- **Stated exercise**
Rename "x-tick-label" to "x-axis-tick" in the items between the lines holding "y-axis-label: [Long Passing]" and "x-tick-label: M. ter", inclusive. Return only those lines, with everything else left unchanged.

- **Data extracted from a collection**
━━━━━━

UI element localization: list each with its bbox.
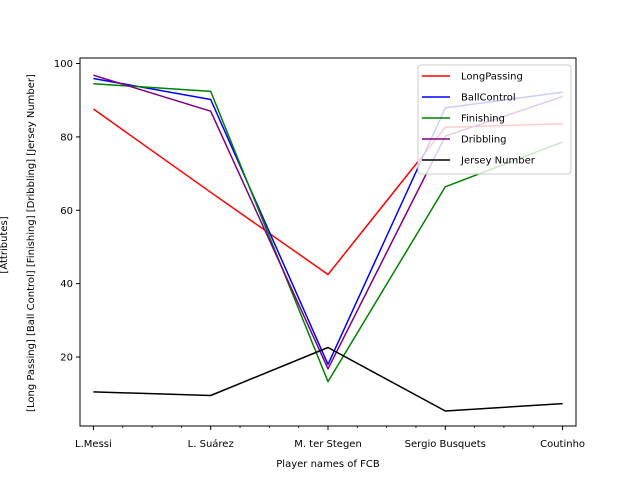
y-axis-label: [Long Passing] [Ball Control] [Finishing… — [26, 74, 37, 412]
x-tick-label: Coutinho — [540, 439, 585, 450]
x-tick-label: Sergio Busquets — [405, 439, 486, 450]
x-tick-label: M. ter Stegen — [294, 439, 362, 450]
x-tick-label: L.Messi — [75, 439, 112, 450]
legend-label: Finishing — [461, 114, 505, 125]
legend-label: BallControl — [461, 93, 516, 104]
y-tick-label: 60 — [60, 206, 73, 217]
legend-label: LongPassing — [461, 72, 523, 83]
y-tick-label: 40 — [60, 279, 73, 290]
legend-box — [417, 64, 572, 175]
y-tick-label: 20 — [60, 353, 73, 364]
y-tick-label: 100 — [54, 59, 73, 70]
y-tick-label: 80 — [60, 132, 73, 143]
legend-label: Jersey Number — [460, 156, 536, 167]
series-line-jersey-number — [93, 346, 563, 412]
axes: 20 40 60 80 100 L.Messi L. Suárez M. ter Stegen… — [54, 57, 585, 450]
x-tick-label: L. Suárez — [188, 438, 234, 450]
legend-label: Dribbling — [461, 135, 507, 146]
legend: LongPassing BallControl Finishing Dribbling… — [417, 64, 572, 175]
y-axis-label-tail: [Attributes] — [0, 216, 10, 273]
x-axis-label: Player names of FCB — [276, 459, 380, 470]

━━━━━━

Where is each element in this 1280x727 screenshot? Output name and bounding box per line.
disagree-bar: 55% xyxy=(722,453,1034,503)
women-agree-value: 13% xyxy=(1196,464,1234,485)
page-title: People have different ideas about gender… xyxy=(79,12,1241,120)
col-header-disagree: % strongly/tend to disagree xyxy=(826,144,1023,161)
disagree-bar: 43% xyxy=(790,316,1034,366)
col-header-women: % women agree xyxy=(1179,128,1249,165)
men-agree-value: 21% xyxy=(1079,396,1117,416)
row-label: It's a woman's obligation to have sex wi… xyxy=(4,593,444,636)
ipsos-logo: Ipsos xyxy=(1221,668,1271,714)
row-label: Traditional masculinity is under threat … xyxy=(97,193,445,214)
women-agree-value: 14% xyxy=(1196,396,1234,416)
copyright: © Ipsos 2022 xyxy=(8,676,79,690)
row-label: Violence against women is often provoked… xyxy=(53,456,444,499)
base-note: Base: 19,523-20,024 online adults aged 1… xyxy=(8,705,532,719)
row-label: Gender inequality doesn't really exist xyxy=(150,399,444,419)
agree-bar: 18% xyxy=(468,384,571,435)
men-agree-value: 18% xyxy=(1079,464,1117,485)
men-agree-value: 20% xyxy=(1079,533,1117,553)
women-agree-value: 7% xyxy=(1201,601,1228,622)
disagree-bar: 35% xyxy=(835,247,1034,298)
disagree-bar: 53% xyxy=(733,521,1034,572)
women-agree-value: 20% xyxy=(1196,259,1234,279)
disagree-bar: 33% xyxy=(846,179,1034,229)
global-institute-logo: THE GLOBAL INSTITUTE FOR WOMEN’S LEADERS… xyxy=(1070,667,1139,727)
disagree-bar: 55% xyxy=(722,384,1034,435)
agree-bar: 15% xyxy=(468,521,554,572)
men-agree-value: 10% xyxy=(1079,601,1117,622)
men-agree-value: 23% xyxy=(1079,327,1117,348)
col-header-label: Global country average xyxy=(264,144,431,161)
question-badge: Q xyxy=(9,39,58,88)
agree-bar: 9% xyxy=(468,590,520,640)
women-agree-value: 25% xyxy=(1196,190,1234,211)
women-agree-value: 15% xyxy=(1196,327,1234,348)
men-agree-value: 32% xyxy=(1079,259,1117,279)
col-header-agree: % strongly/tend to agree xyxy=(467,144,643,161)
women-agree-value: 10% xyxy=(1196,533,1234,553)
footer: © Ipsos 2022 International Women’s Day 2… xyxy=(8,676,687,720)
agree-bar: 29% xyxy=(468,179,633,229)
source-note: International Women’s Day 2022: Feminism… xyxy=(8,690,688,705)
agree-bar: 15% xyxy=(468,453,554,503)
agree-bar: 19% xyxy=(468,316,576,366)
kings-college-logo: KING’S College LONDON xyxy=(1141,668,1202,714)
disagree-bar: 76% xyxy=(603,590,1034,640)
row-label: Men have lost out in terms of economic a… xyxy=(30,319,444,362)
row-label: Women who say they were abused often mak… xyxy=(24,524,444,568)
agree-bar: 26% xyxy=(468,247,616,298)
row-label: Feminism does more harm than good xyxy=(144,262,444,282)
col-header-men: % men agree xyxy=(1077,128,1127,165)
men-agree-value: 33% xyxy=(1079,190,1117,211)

━━━━━━

- **Output of the exercise**
y-axis-label: [Long Passing] [Ball Control] [Finishing… — [26, 74, 37, 412]
x-axis-tick: Coutinho — [540, 439, 585, 450]
x-axis-tick: Sergio Busquets — [405, 439, 486, 450]
x-axis-tick: M. ter Stegen — [294, 439, 362, 450]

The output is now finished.